* Text shown:
All that is needed to do this is to annotate one's classses and fields with @rdf annotations like this:
@rdf(foaf + "Agent")
public class Agent {
public static final String foaf = "https://xmlns.com/foaf/0.1/";
@rdf(foaf + "mbox") private Collection mboxes;
@rdf(foaf + "mbox_sha1sum") private Collection mbox_sha1sums;
@rdf(foaf + "jabberID") private String jabberId;C
@rdf(foaf + "aimChatID") private String aimChatId;
@rdf(foaf + "yahooChatID") private String yahooChatId;
@rdf(foaf + "msnChatID") private String msnChatId;
@rdf(foaf + "weblog") private Collection weblogs;
@rdf(foaf + "tipjar") private FoafDocument tipjar;
...
public Collection getLogos() {
return logos;
}
public void setLogos(Collection logos) {
this.logos = logos;
}
...
}
As shown by a number of examples in the subversion repository. Note, that the source code there also makes use of the @inverseFunctional annotation. I am no longer sure if this should really be in the java code. It adds little there. This should probably left in the ontology. The mapper should be able to access that ontology and get that extra information there. This makes the java code much cleaner.
History
As mentioned above, this library was developed whilst working at incorporating the Sesame database in BlogEd. Those frameworks are built very close to the rdf data model of (subject, predicate, object), which is good as far as it goes, but not very nice to program to in Java.
The first versions of this library were written against java 1.4 and the mapping as expressed through a very ad hoc convention of naming variables. This library is available in the version_0.2 directory. It works agains the Sesame 1.2.x libraries.
With Java 5 it becomes a lot easier to express this mapping using annotations. I first wrote about this more at length on my blog Java Annotations and the Semantic Web. (For a lot more on the stunning advantages of RDF see that blog).

* Provided records:
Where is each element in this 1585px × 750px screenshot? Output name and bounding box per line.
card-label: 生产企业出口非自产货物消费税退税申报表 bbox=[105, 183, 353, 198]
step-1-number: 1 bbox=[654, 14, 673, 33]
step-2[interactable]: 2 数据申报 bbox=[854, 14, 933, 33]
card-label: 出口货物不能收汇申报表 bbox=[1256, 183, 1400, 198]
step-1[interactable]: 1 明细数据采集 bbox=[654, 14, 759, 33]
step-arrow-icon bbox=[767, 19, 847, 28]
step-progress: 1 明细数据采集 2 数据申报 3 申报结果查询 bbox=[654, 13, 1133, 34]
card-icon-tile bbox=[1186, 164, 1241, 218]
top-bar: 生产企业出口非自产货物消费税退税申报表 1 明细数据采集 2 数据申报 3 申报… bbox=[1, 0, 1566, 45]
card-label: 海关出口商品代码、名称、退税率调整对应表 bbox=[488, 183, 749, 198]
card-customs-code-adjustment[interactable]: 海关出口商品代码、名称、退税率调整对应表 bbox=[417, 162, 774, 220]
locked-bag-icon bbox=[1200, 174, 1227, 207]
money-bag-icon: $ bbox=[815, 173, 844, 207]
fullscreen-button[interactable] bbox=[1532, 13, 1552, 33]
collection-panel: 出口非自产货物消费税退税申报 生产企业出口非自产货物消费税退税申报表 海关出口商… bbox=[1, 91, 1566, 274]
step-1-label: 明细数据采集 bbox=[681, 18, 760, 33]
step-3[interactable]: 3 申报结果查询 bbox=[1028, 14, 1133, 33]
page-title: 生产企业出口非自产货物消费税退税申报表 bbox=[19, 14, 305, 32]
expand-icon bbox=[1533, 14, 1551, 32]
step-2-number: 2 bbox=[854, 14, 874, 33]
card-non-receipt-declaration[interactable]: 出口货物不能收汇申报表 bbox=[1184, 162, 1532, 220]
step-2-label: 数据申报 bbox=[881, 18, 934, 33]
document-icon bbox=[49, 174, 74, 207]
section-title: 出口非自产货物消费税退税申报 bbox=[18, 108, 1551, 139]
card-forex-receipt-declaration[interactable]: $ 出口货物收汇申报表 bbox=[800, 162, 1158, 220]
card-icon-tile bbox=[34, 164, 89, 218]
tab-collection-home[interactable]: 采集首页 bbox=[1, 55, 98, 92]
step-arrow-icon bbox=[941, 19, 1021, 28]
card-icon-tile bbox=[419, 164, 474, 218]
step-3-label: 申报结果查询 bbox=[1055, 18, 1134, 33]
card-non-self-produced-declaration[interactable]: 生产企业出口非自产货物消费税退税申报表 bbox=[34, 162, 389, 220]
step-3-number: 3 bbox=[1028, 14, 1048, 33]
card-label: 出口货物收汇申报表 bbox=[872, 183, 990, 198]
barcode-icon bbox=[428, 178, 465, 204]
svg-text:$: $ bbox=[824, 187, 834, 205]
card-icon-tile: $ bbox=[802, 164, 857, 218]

* Work order: Resume the text on annotating Java classes for RDF mapping, starting right after its final sentence.

* Answer for this exercise:
The next version (0.4), which should be out shortly, will be written for java 5.0, use java annotations and Aspect Oriented Programming to map POJOs to RDF graphs (so provenance will be taken into account). See my recent blog entry. I am starting to work with Sesame 2.0 and the Javassist AOP library. One has to start somewhere. I envisage that one could modularise this framework to work with other RDF libraries such as Jena, or other AOP tools such as AspectJ or JBoss AOP. Even though at first there will be all kinds of library dependency leakages (I need a proof of concept first), I hope that this library will be compatible with any number of implementation choices.
Please join the users mailing list. If you would like to help out on the project just ask. I'll give you access to the subversion commit. I keep being pulled on to other things, and I develop this library as I need it for my other project.
Other Projects
Elmo
We have been working with other projects such as Elmo to start coming to an agreement on the meaning of the required annotations. Perhaps this should be the subject of a JSR. The Elmo project for example has a script that can produce an annotated class hierarchy from an Ontology, such as the AtomOwl ontology, which is also being developed here.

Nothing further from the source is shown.